◆ YOUR INSTRUCTIONS:
Quote the material exactly from the line that contains "Extract all readable text from this page." through its last line. Any pictures are to be left out.

◆ THE RECORDS:
▽
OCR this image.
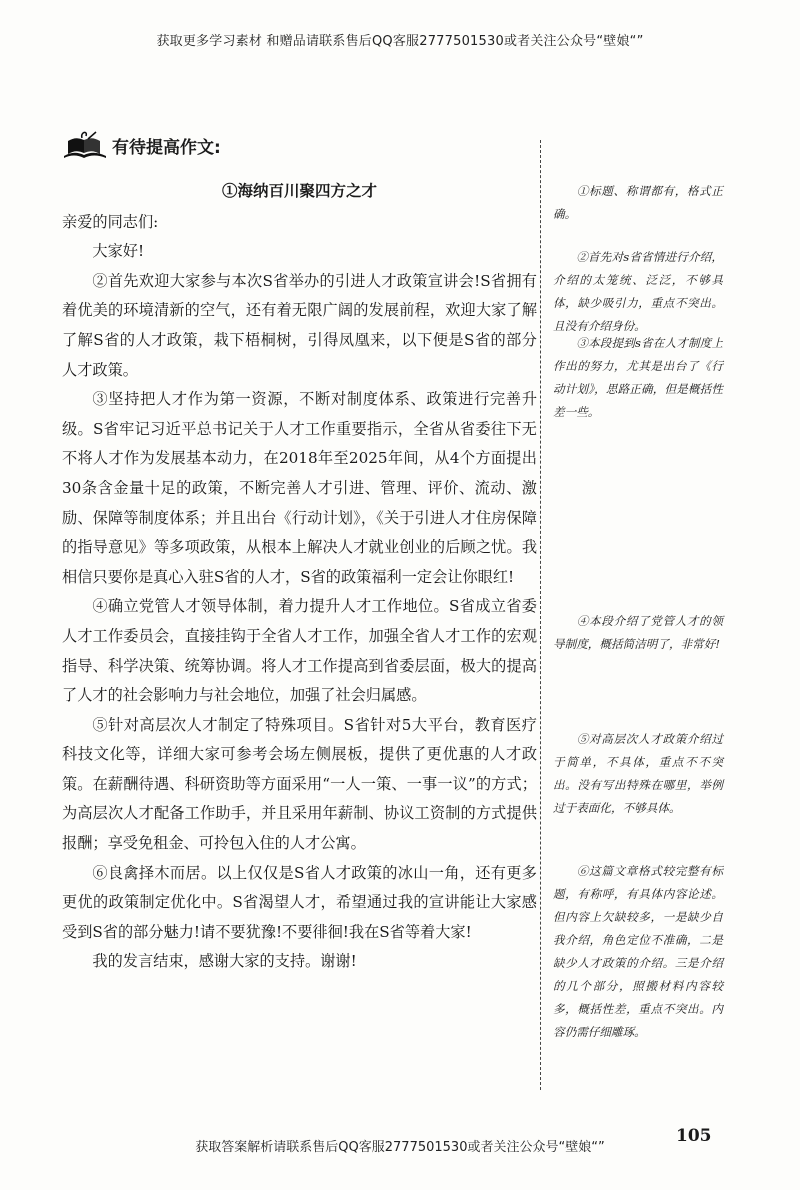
获取更多学习素材 和赠品请联系售后QQ客服2777501530或者关注公众号“壁娘“”
有待提高作文:
①海纳百川聚四方之才

亲爱的同志们:

大家好!

②首先欢迎大家参与本次S省举办的引进人才政策宣讲会!S省拥有着优美的环境清新的空气，还有着无限广阔的发展前程，欢迎大家了解了解S省的人才政策，栽下梧桐树，引得凤凰来，以下便是S省的部分人才政策。

③坚持把人才作为第一资源，不断对制度体系、政策进行完善升级。S省牢记习近平总书记关于人才工作重要指示，全省从省委往下无不将人才作为发展基本动力，在2018年至2025年间，从4个方面提出30条含金量十足的政策，不断完善人才引进、管理、评价、流动、激励、保障等制度体系；并且出台《行动计划》，《关于引进人才住房保障的指导意见》等多项政策，从根本上解决人才就业创业的后顾之忧。我相信只要你是真心入驻S省的人才，S省的政策福利一定会让你眼红!

④确立党管人才领导体制，着力提升人才工作地位。S省成立省委人才工作委员会，直接挂钩于全省人才工作，加强全省人才工作的宏观指导、科学决策、统筹协调。将人才工作提高到省委层面，极大的提高了人才的社会影响力与社会地位，加强了社会归属感。

⑤针对高层次人才制定了特殊项目。S省针对5大平台，教育医疗科技文化等，详细大家可参考会场左侧展板，提供了更优惠的人才政策。在薪酬待遇、科研资助等方面采用“一人一策、一事一议”的方式；为高层次人才配备工作助手，并且采用年薪制、协议工资制的方式提供报酬；享受免租金、可拎包入住的人才公寓。

⑥良禽择木而居。以上仅仅是S省人才政策的冰山一角，还有更多更优的政策制定优化中。S省渴望人才，希望通过我的宣讲能让大家感受到S省的部分魅力!请不要犹豫!不要徘徊!我在S省等着大家!

我的发言结束，感谢大家的支持。谢谢!

①标题、称谓都有，格式正确。
②首先对s省省情进行介绍，介绍的太笼统、泛泛，不够具体，缺少吸引力，重点不突出。且没有介绍身份。
③本段提到s省在人才制度上作出的努力，尤其是出台了《行动计划》，思路正确，但是概括性差一些。
④本段介绍了党管人才的领导制度，概括简洁明了，非常好!
⑤对高层次人才政策介绍过于简单，不具体，重点不不突出。没有写出特殊在哪里，举例过于表面化，不够具体。
⑥这篇文章格式较完整有标题，有称呼，有具体内容论述。但内容上欠缺较多，一是缺少自我介绍，角色定位不准确，二是缺少人才政策的介绍。三是介绍的几个部分，照搬材料内容较多，概括性差，重点不突出。内容仍需仔细雕琢。
获取答案解析请联系售后QQ客服2777501530或者关注公众号“壁娘“”
105
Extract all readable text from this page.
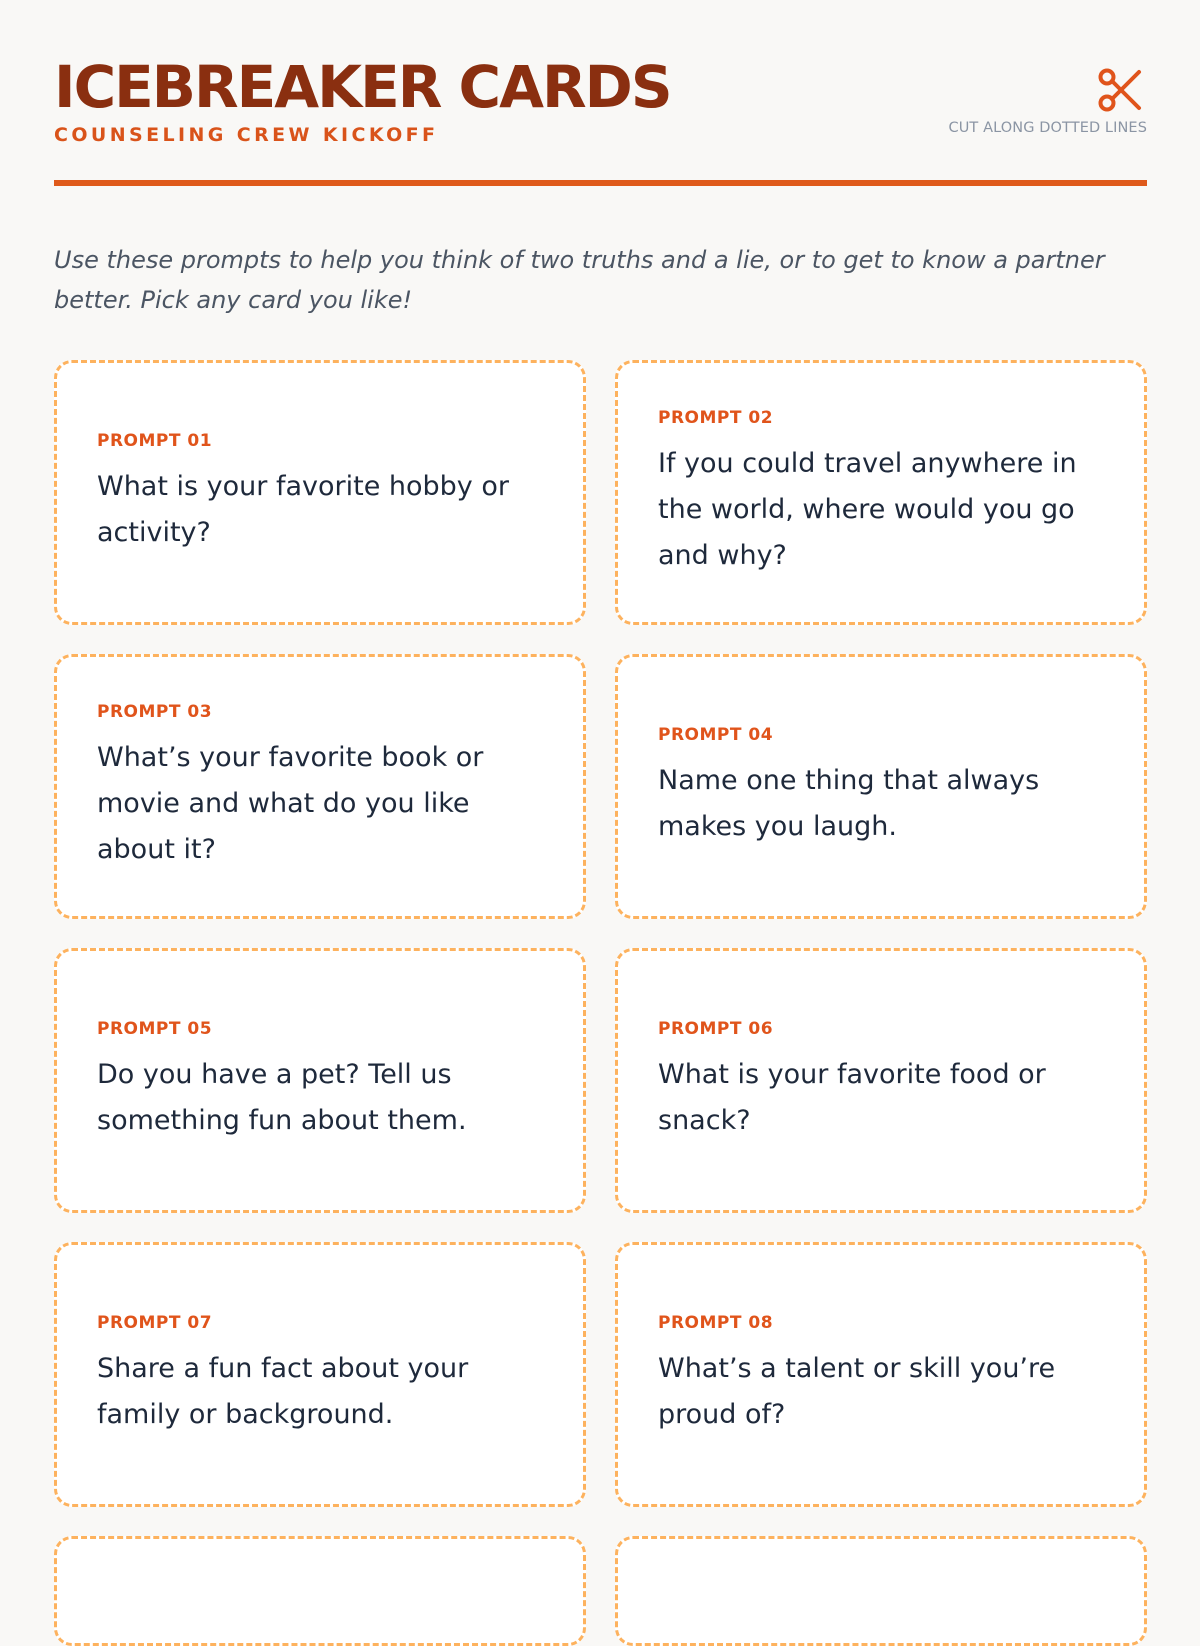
ICEBREAKER CARDS
COUNSELING CREW KICKOFF	CUT ALONG DOTTED LINES

Use these prompts to help you think of two truths and a lie, or to get to know a partner better. Pick any card you like!

PROMPT 01
What is your favorite hobby or activity?
PROMPT 02
If you could travel anywhere in the world, where would you go and why?
PROMPT 03
What’s your favorite book or movie and what do you like about it?
PROMPT 04
Name one thing that always makes you laugh.
PROMPT 05
Do you have a pet? Tell us something fun about them.
PROMPT 06
What is your favorite food or snack?
PROMPT 07
Share a fun fact about your family or background.
PROMPT 08
What’s a talent or skill you’re proud of?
△
◆ SOLVED EXERCISE:
Extract all readable text from this page.
ICEBREAKER CARDS
COUNSELING CREW KICKOFF	CUT ALONG DOTTED LINES

Use these prompts to help you think of two truths and a lie, or to get to know a partner better. Pick any card you like!

PROMPT 01
What is your favorite hobby or activity?
PROMPT 02
If you could travel anywhere in the world, where would you go and why?
PROMPT 03
What’s your favorite book or movie and what do you like about it?
PROMPT 04
Name one thing that always makes you laugh.
PROMPT 05
Do you have a pet? Tell us something fun about them.
PROMPT 06
What is your favorite food or snack?
PROMPT 07
Share a fun fact about your family or background.
PROMPT 08
What’s a talent or skill you’re proud of?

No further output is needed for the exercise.